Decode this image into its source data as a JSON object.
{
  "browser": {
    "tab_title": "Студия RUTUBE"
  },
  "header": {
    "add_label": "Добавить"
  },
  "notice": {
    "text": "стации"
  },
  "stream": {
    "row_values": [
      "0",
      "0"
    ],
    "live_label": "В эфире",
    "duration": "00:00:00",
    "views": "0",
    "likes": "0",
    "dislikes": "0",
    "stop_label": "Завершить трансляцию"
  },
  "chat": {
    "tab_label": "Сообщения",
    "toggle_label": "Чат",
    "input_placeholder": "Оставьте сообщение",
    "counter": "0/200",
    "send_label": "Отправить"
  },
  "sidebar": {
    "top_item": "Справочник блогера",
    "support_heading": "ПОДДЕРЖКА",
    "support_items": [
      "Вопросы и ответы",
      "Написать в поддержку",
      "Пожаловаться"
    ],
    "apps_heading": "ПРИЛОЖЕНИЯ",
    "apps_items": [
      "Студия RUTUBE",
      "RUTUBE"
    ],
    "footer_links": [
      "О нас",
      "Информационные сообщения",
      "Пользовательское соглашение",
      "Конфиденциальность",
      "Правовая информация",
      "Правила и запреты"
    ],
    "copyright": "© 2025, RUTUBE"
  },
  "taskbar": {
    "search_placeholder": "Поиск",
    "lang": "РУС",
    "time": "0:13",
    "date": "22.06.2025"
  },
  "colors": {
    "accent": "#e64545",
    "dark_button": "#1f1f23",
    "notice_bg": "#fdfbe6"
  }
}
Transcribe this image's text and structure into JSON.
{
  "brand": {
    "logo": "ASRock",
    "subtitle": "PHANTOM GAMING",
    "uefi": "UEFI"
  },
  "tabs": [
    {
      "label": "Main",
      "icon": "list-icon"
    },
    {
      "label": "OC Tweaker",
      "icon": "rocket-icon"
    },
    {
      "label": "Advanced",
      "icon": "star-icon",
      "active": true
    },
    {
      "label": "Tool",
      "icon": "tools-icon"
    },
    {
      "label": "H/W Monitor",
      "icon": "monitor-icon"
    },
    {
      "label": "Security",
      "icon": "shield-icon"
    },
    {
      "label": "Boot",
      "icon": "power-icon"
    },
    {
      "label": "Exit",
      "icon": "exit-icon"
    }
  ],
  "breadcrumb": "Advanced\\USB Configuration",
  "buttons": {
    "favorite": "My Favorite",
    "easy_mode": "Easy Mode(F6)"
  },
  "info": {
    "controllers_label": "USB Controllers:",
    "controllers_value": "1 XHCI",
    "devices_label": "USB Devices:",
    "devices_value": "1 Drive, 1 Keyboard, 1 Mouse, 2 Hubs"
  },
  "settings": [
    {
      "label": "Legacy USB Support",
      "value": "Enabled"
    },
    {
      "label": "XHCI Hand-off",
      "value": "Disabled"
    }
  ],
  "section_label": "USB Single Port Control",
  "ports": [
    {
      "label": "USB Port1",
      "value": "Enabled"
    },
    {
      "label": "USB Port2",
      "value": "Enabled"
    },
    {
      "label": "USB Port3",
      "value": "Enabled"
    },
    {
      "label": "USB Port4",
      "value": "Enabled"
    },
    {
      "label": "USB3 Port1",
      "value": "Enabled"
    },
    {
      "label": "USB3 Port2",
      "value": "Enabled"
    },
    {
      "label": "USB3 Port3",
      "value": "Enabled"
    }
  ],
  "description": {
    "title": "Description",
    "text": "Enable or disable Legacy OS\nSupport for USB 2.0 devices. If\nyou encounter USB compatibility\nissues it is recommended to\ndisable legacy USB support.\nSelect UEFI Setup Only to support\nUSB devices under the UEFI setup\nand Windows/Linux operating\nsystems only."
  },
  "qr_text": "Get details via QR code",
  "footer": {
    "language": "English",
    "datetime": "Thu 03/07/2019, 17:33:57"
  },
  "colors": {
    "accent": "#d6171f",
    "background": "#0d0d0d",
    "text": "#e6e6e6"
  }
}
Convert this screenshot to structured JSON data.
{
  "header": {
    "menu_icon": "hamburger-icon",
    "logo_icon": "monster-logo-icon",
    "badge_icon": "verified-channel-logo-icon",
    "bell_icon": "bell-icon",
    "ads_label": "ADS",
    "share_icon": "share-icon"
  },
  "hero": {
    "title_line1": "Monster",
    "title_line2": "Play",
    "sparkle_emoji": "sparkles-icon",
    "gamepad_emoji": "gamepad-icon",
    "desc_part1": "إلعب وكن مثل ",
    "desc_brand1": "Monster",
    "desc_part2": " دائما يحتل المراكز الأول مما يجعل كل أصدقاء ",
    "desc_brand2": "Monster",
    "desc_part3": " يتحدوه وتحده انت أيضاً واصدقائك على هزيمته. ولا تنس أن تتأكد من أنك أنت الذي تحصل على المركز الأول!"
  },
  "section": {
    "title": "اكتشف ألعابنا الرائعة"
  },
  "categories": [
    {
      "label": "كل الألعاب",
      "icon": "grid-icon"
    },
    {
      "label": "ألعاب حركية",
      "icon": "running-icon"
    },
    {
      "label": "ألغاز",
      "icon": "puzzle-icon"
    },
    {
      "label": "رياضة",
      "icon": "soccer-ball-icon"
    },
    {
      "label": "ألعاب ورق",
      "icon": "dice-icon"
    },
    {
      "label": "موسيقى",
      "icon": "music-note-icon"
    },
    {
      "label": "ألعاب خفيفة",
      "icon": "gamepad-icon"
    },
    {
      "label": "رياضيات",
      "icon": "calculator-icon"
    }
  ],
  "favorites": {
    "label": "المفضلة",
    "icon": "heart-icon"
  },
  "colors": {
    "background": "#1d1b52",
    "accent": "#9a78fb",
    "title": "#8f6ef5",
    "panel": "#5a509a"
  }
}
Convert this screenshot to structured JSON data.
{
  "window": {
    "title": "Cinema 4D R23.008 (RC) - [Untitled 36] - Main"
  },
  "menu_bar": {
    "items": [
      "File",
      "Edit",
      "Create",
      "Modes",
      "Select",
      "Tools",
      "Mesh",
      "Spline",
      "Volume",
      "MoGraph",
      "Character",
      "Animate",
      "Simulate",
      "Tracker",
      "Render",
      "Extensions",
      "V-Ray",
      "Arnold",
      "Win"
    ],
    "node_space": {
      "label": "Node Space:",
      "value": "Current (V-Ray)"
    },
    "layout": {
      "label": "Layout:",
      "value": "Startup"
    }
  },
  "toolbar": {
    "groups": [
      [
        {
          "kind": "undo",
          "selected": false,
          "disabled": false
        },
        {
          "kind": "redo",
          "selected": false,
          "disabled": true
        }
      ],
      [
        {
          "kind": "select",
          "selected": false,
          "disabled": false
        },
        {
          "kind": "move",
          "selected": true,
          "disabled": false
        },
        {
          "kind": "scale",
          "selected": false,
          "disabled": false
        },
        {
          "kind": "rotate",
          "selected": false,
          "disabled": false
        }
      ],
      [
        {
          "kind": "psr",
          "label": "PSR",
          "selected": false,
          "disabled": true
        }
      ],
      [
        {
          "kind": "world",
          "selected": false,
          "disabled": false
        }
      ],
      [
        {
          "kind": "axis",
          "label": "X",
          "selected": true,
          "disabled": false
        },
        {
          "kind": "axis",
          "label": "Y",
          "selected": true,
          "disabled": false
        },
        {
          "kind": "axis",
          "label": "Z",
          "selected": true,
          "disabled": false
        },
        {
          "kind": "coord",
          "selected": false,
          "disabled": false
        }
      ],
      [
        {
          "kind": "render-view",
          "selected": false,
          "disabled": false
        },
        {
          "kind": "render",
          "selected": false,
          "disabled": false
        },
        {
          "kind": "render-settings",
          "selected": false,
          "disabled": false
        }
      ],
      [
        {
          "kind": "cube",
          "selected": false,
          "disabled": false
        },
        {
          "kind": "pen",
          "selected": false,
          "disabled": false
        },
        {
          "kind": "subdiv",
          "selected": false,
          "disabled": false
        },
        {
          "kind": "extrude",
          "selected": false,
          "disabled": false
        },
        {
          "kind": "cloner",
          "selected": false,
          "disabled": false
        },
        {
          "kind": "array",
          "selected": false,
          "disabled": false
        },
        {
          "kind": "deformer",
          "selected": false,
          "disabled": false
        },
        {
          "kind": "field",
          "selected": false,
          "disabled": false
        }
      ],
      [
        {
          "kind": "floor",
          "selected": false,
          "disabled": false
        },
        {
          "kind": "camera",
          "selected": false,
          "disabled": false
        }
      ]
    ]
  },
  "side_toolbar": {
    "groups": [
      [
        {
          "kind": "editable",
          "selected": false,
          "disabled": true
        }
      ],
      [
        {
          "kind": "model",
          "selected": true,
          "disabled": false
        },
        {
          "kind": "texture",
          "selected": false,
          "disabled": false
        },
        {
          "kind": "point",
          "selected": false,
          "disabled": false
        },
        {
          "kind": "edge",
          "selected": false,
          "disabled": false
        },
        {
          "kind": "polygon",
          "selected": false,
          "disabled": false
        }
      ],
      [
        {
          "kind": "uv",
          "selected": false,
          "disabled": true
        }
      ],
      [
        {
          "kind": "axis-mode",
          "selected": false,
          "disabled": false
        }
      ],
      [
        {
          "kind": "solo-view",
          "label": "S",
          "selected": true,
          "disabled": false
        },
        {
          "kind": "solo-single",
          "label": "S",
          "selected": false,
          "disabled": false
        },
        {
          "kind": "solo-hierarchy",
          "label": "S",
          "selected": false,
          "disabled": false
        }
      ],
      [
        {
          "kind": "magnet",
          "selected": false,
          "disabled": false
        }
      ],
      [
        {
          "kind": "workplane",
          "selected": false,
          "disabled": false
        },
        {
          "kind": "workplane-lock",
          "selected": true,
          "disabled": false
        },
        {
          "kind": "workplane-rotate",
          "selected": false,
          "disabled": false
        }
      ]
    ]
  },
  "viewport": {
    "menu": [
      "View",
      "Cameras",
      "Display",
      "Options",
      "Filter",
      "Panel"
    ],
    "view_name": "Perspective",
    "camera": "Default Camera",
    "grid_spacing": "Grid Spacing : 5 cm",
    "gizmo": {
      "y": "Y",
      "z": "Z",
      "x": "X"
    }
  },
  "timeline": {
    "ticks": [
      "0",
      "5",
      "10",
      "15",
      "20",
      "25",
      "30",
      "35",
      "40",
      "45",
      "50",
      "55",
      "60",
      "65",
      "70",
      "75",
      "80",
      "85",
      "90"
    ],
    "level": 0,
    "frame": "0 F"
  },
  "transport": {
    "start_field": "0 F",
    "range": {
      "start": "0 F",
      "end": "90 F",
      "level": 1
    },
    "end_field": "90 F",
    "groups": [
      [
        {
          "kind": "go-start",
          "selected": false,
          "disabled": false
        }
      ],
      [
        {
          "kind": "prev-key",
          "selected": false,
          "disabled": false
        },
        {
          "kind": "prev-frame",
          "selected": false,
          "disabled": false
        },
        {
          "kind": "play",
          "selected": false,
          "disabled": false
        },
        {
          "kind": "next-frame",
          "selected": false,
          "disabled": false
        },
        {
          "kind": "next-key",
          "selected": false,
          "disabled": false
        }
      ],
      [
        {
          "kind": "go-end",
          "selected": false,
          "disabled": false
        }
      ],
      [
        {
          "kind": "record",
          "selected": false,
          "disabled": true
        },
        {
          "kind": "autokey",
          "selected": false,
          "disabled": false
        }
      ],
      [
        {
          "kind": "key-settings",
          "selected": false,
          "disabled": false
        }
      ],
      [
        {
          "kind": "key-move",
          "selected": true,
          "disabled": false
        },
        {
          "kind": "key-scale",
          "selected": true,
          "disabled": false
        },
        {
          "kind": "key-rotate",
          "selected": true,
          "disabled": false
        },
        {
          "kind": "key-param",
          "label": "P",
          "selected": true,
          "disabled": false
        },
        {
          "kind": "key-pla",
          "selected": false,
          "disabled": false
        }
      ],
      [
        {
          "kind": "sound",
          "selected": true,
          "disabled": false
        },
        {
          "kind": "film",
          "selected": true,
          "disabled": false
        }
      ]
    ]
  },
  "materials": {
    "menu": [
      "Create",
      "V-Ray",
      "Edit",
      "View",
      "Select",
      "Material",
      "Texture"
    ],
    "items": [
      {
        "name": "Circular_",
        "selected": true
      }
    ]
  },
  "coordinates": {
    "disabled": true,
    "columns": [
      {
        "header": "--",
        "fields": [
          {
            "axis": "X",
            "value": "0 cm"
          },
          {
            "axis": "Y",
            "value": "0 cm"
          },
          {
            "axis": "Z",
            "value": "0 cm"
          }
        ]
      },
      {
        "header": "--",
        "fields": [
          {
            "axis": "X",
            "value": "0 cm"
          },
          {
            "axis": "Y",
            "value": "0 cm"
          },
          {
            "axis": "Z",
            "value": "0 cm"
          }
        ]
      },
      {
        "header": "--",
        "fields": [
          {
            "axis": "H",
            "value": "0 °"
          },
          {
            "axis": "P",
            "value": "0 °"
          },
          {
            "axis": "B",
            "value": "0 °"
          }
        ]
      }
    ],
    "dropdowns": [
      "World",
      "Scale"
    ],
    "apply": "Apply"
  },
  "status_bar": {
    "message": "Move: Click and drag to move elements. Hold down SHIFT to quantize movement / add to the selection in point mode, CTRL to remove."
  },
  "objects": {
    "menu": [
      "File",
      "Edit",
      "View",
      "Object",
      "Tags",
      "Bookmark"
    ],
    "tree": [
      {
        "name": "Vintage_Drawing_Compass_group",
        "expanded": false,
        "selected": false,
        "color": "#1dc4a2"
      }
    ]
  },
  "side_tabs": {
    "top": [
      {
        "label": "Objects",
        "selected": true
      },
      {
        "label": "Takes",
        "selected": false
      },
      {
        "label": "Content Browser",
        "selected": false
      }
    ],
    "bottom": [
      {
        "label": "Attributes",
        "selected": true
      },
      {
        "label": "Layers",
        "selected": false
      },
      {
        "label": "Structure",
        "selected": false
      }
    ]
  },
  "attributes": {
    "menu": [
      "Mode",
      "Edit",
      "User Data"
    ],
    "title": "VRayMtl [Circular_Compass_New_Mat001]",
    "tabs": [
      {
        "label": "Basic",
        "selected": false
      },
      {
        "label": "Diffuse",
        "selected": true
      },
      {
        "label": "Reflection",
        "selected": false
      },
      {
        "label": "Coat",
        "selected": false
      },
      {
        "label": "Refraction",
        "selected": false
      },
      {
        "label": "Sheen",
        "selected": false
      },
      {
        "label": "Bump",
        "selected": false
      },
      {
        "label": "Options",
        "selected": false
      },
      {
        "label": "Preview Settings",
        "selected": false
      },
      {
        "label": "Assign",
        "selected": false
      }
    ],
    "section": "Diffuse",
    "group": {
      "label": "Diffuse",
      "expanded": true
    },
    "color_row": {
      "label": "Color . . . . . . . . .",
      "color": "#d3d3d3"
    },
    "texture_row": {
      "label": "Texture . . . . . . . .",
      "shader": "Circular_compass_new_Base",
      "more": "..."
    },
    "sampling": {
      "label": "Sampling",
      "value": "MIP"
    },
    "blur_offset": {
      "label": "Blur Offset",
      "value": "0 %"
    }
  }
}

• • • • •

How many lines in the listing contain "move"? Answer with the number alone.

3